>> begin PROVIDED TEXT

While some of Daddy’s team continued work on the Toshiba code, Daddy moved on to help out with the Xbox version of the software. This was a full end-to-end solution, where we owned everything (unlike the Toshiba which ran their Audio-Video-Network stack), which was over 5 million lines of code. The Xbox HD DVD drive shipped at $199 and proved very successful: it quickly became most popular HD DVD player and remained so for over a year.


When Daddy was young there was a similar format war, between VHS and Betamax, but it was different in an important way: all the movie studios produced tapes for both formats. Only the player manufacturers “took sides”. Betamax (from Sony) eventually lost, so to make sure that didn’t happen again, Sony bought Columbia Studios. When the high definition format war came around, Sony didn’t want a level playing field like last time, as they knew they would have serious trouble competing on disc and player costs with HD DVD if everything else was equal. To avoid this they made their studios Blu-ray exclusive and then started trying to “persuade” other studios to do the same. They had some success, but Warner Bros, the biggest, stayed HD DVD exclusive for a while, though eventually produced discs for both formats. In the end it would be Warner that brought the war to an end.

>> end PROVIDED TEXT
>> begin INFORMATION PROVIDED

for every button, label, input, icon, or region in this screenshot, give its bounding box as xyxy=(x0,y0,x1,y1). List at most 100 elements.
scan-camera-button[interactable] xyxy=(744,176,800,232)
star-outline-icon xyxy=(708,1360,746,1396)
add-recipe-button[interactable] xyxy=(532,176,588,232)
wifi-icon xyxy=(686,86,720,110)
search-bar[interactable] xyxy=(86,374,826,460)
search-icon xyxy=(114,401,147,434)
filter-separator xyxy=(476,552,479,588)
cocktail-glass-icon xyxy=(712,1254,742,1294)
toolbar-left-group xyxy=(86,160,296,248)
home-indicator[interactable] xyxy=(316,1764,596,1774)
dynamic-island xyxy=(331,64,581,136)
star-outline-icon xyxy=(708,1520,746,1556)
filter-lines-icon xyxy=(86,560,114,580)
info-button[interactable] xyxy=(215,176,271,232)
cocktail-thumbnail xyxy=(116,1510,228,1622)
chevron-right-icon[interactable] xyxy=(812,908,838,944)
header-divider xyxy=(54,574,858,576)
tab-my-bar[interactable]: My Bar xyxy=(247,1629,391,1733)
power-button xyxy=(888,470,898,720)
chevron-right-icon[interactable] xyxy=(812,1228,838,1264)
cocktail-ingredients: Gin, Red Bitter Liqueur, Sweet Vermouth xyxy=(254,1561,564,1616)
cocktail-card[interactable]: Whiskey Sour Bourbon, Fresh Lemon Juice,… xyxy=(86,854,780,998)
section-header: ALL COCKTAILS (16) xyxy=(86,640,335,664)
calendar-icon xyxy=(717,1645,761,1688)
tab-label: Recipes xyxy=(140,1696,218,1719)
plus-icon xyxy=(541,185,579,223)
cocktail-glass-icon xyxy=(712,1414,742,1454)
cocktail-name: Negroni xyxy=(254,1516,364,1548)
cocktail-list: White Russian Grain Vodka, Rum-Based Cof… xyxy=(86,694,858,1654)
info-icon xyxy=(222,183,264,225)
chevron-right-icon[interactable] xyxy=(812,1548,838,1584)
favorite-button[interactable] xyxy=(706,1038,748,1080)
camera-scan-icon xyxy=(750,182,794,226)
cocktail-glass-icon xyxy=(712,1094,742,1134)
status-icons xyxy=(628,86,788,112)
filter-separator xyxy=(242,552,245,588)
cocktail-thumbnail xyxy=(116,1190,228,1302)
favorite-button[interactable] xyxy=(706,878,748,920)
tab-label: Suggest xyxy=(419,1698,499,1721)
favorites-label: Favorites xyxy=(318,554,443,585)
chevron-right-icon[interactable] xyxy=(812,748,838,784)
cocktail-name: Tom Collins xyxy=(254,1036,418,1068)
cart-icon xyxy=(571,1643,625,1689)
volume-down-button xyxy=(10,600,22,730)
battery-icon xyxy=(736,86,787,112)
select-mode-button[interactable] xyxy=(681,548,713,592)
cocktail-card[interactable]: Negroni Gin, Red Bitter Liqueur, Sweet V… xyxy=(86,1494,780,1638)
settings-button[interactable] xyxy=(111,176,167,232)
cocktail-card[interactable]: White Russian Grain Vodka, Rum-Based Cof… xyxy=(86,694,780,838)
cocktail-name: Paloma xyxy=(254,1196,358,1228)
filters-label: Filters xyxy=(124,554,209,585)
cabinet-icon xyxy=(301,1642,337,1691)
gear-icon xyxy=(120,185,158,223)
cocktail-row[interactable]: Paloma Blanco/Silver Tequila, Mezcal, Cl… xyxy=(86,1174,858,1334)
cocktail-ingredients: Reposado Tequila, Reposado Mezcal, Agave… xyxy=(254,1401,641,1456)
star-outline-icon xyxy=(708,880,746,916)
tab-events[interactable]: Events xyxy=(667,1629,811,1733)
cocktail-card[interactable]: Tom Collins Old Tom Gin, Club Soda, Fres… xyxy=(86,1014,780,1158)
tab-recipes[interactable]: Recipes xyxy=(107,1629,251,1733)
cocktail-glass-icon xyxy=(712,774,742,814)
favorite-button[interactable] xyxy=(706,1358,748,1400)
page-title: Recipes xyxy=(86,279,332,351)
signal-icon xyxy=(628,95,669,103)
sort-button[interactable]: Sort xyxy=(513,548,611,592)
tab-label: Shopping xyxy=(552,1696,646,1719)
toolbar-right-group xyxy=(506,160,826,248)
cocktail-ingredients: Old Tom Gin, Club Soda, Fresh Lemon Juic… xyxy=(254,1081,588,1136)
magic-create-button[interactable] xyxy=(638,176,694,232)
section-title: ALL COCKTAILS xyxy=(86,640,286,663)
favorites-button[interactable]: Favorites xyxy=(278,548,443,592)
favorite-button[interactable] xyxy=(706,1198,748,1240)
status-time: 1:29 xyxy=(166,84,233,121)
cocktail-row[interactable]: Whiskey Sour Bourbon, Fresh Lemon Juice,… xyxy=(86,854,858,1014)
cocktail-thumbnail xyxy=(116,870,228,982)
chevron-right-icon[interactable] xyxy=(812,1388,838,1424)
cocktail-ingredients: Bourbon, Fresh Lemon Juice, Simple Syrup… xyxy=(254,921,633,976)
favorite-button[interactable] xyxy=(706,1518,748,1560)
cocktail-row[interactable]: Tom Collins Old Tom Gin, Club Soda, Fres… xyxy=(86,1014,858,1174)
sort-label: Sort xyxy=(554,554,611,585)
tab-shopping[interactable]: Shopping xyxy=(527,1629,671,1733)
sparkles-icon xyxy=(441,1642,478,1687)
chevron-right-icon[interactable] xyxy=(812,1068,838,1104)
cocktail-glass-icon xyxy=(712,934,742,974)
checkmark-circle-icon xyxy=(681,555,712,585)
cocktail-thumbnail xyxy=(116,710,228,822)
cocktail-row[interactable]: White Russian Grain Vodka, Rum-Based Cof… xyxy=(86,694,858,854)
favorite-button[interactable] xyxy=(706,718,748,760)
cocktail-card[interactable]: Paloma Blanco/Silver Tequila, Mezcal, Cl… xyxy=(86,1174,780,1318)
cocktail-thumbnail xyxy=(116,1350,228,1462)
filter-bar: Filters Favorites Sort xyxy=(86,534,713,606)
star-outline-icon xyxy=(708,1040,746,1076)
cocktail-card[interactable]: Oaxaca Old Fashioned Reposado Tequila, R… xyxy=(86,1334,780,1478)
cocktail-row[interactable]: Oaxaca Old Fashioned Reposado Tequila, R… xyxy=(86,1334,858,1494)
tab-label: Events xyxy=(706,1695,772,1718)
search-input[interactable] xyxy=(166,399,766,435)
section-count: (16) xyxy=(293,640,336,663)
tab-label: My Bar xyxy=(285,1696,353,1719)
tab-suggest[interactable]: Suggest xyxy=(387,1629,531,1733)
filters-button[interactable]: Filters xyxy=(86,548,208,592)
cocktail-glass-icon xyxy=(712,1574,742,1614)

>> end INFORMATION PROVIDED

WORK TO DO - According to the text on the HD DVD format war, why did Sony make its movie studios Blu-ray exclusive? Answer in one to three sentences.

OUTPUT BELOW - Sony knew it would have serious trouble competing with HD DVD on disc and player costs if everything else was equal. To avoid that level playing field, it made its studios Blu-ray exclusive.